▸ EXERCISE AIM
Below are records to be output exactly, every one of them.

Saved entries

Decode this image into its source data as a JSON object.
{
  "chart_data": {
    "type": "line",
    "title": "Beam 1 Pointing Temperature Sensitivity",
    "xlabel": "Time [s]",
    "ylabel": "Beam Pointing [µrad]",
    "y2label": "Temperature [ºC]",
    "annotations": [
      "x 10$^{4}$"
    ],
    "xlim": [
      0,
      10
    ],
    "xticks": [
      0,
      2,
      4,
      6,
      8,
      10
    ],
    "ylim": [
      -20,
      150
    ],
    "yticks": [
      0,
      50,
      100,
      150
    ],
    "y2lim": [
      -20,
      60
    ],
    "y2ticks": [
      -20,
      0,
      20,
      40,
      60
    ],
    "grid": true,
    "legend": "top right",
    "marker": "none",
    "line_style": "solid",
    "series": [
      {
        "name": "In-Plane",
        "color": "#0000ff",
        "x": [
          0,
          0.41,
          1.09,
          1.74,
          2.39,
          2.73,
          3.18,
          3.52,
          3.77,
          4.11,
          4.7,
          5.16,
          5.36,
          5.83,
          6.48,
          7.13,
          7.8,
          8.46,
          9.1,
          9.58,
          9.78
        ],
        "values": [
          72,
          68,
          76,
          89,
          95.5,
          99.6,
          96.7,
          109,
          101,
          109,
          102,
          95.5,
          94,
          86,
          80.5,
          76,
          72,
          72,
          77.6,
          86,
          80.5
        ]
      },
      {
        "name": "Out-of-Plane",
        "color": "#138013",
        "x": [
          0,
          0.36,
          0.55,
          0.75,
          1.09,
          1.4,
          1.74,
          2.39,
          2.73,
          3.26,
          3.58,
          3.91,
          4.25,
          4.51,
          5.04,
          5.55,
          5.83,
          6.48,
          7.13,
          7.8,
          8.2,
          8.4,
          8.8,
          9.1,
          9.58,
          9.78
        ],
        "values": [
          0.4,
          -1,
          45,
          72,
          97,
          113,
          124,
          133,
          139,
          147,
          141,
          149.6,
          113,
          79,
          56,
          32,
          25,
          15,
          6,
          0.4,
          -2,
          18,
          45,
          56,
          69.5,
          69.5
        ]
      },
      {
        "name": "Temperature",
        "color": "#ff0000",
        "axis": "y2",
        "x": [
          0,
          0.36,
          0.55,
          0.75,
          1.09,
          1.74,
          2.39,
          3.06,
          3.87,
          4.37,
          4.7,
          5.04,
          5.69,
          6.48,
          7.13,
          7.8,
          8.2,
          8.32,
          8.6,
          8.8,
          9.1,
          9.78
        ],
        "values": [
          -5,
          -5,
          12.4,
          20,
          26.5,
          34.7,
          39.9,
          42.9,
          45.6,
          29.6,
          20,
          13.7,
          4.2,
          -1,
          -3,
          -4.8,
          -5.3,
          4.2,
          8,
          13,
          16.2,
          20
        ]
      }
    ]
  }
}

▸ TASK RESULT
Decode this image into its source data as a JSON object.
{
  "chart_data": {
    "type": "line",
    "title": "Beam 1 Pointing Temperature Sensitivity",
    "xlabel": "Time [s]",
    "ylabel": "Beam Pointing [µrad]",
    "y2label": "Temperature [ºC]",
    "annotations": [
      "x 10$^{4}$"
    ],
    "xlim": [
      0,
      10
    ],
    "xticks": [
      0,
      2,
      4,
      6,
      8,
      10
    ],
    "ylim": [
      -20,
      150
    ],
    "yticks": [
      0,
      50,
      100,
      150
    ],
    "y2lim": [
      -20,
      60
    ],
    "y2ticks": [
      -20,
      0,
      20,
      40,
      60
    ],
    "grid": true,
    "legend": "top right",
    "marker": "none",
    "line_style": "solid",
    "series": [
      {
        "name": "In-Plane",
        "color": "#0000ff",
        "x": [
          0,
          0.41,
          1.09,
          1.74,
          2.39,
          2.73,
          3.18,
          3.52,
          3.77,
          4.11,
          4.7,
          5.16,
          5.36,
          5.83,
          6.48,
          7.13,
          7.8,
          8.46,
          9.1,
          9.58,
          9.78
        ],
        "values": [
          72,
          68,
          76,
          89,
          95.5,
          99.6,
          96.7,
          109,
          101,
          109,
          102,
          95.5,
          94,
          86,
          80.5,
          76,
          72,
          72,
          77.6,
          86,
          80.5
        ]
      },
      {
        "name": "Out-of-Plane",
        "color": "#138013",
        "x": [
          0,
          0.36,
          0.55,
          0.75,
          1.09,
          1.4,
          1.74,
          2.39,
          2.73,
          3.26,
          3.58,
          3.91,
          4.25,
          4.51,
          5.04,
          5.55,
          5.83,
          6.48,
          7.13,
          7.8,
          8.2,
          8.4,
          8.8,
          9.1,
          9.58,
          9.78
        ],
        "values": [
          0.4,
          -1,
          45,
          72,
          97,
          113,
          124,
          133,
          139,
          147,
          141,
          149.6,
          113,
          79,
          56,
          32,
          25,
          15,
          6,
          0.4,
          -2,
          18,
          45,
          56,
          69.5,
          69.5
        ]
      },
      {
        "name": "Temperature",
        "color": "#ff0000",
        "axis": "y2",
        "x": [
          0,
          0.36,
          0.55,
          0.75,
          1.09,
          1.74,
          2.39,
          3.06,
          3.87,
          4.37,
          4.7,
          5.04,
          5.69,
          6.48,
          7.13,
          7.8,
          8.2,
          8.32,
          8.6,
          8.8,
          9.1,
          9.78
        ],
        "values": [
          -5,
          -5,
          12.4,
          20,
          26.5,
          34.7,
          39.9,
          42.9,
          45.6,
          29.6,
          20,
          13.7,
          4.2,
          -1,
          -3,
          -4.8,
          -5.3,
          4.2,
          8,
          13,
          16.2,
          20
        ]
      }
    ]
  }
}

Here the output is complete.